====== SUPPLIED MATERIAL

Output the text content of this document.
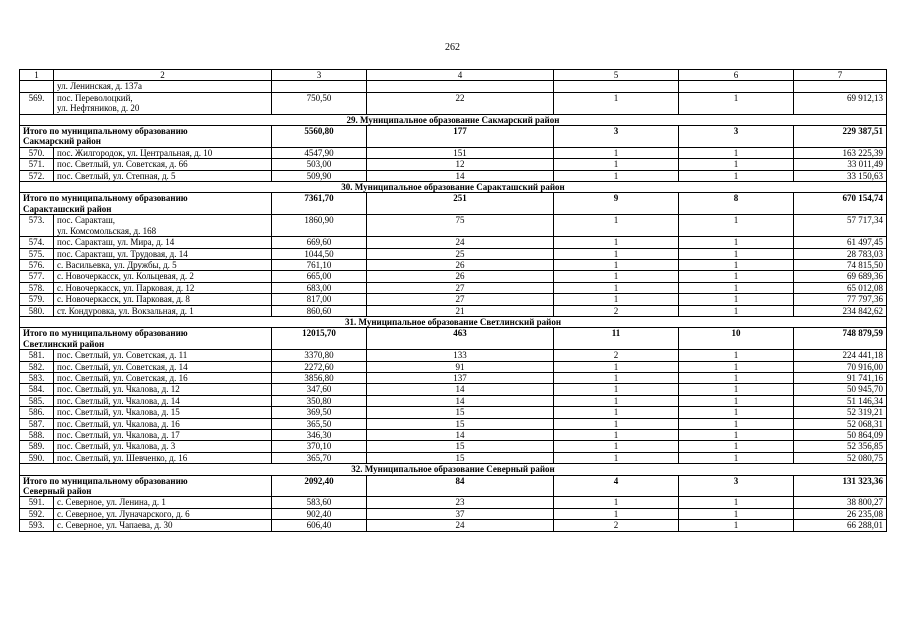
262
1	2	3	4	5	6	7
	ул. Ленинская, д. 137а					
569.	пос. Переволоцкий,
ул. Нефтяников, д. 20	750,50	22	1	1	69 912,13
29. Муниципальное образование Сакмарский район						
Итого по муниципальному образованию
Сакмарский район		5560,80	177	3	3	229 387,51
570.	пос. Жилгородок, ул. Центральная, д. 10	4547,90	151	1	1	163 225,39
571.	пос. Светлый, ул. Советская, д. 66	503,00	12	1	1	33 011,49
572.	пос. Светлый, ул. Степная, д. 5	509,90	14	1	1	33 150,63
30. Муниципальное образование Саракташский район						
Итого по муниципальному образованию
Саракташский район		7361,70	251	9	8	670 154,74
573.	пос. Саракташ,
ул. Комсомольская, д. 168	1860,90	75	1	1	57 717,34
574.	пос. Саракташ, ул. Мира, д. 14	669,60	24	1	1	61 497,45
575.	пос. Саракташ, ул. Трудовая, д. 14	1044,50	25	1	1	28 783,03
576.	с. Васильевка, ул. Дружбы, д. 5	761,10	26	1	1	74 815,50
577.	с. Новочеркасск, ул. Кольцевая, д. 2	665,00	26	1	1	69 689,36
578.	с. Новочеркасск, ул. Парковая, д. 12	683,00	27	1	1	65 012,08
579.	с. Новочеркасск, ул. Парковая, д. 8	817,00	27	1	1	77 797,36
580.	ст. Кондуровка, ул. Вокзальная, д. 1	860,60	21	2	1	234 842,62
31. Муниципальное образование Светлинский район						
Итого по муниципальному образованию
Светлинский район		12015,70	463	11	10	748 879,59
581.	пос. Светлый, ул. Советская, д. 11	3370,80	133	2	1	224 441,18
582.	пос. Светлый, ул. Советская, д. 14	2272,60	91	1	1	70 916,00
583.	пос. Светлый, ул. Советская, д. 16	3856,80	137	1	1	91 741,16
584.	пос. Светлый, ул. Чкалова, д. 12	347,60	14	1	1	50 945,70
585.	пос. Светлый, ул. Чкалова, д. 14	350,80	14	1	1	51 146,34
586.	пос. Светлый, ул. Чкалова, д. 15	369,50	15	1	1	52 319,21
587.	пос. Светлый, ул. Чкалова, д. 16	365,50	15	1	1	52 068,31
588.	пос. Светлый, ул. Чкалова, д. 17	346,30	14	1	1	50 864,09
589.	пос. Светлый, ул. Чкалова, д. 3	370,10	15	1	1	52 356,85
590.	пос. Светлый, ул. Шевченко, д. 16	365,70	15	1	1	52 080,75
32. Муниципальное образование Северный район						
Итого по муниципальному образованию
Северный район		2092,40	84	4	3	131 323,36
591.	с. Северное, ул. Ленина, д. 1	583,60	23	1	1	38 800,27
592.	с. Северное, ул. Луначарского, д. 6	902,40	37	1	1	26 235,08
593.	с. Северное, ул. Чапаева, д. 30	606,40	24	2	1	66 288,01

============

## CHALLENGE
Reproduce every line precisely as given, omitting all pictures.

## REPLY TO THE TASK
Output the text content of this document.
262
1	2	3	4	5	6	7
	ул. Ленинская, д. 137а					
569.	пос. Переволоцкий,
ул. Нефтяников, д. 20	750,50	22	1	1	69 912,13
29. Муниципальное образование Сакмарский район						
Итого по муниципальному образованию
Сакмарский район		5560,80	177	3	3	229 387,51
570.	пос. Жилгородок, ул. Центральная, д. 10	4547,90	151	1	1	163 225,39
571.	пос. Светлый, ул. Советская, д. 66	503,00	12	1	1	33 011,49
572.	пос. Светлый, ул. Степная, д. 5	509,90	14	1	1	33 150,63
30. Муниципальное образование Саракташский район						
Итого по муниципальному образованию
Саракташский район		7361,70	251	9	8	670 154,74
573.	пос. Саракташ,
ул. Комсомольская, д. 168	1860,90	75	1	1	57 717,34
574.	пос. Саракташ, ул. Мира, д. 14	669,60	24	1	1	61 497,45
575.	пос. Саракташ, ул. Трудовая, д. 14	1044,50	25	1	1	28 783,03
576.	с. Васильевка, ул. Дружбы, д. 5	761,10	26	1	1	74 815,50
577.	с. Новочеркасск, ул. Кольцевая, д. 2	665,00	26	1	1	69 689,36
578.	с. Новочеркасск, ул. Парковая, д. 12	683,00	27	1	1	65 012,08
579.	с. Новочеркасск, ул. Парковая, д. 8	817,00	27	1	1	77 797,36
580.	ст. Кондуровка, ул. Вокзальная, д. 1	860,60	21	2	1	234 842,62
31. Муниципальное образование Светлинский район						
Итого по муниципальному образованию
Светлинский район		12015,70	463	11	10	748 879,59
581.	пос. Светлый, ул. Советская, д. 11	3370,80	133	2	1	224 441,18
582.	пос. Светлый, ул. Советская, д. 14	2272,60	91	1	1	70 916,00
583.	пос. Светлый, ул. Советская, д. 16	3856,80	137	1	1	91 741,16
584.	пос. Светлый, ул. Чкалова, д. 12	347,60	14	1	1	50 945,70
585.	пос. Светлый, ул. Чкалова, д. 14	350,80	14	1	1	51 146,34
586.	пос. Светлый, ул. Чкалова, д. 15	369,50	15	1	1	52 319,21
587.	пос. Светлый, ул. Чкалова, д. 16	365,50	15	1	1	52 068,31
588.	пос. Светлый, ул. Чкалова, д. 17	346,30	14	1	1	50 864,09
589.	пос. Светлый, ул. Чкалова, д. 3	370,10	15	1	1	52 356,85
590.	пос. Светлый, ул. Шевченко, д. 16	365,70	15	1	1	52 080,75
32. Муниципальное образование Северный район						
Итого по муниципальному образованию
Северный район		2092,40	84	4	3	131 323,36
591.	с. Северное, ул. Ленина, д. 1	583,60	23	1	1	38 800,27
592.	с. Северное, ул. Луначарского, д. 6	902,40	37	1	1	26 235,08
593.	с. Северное, ул. Чапаева, д. 30	606,40	24	2	1	66 288,01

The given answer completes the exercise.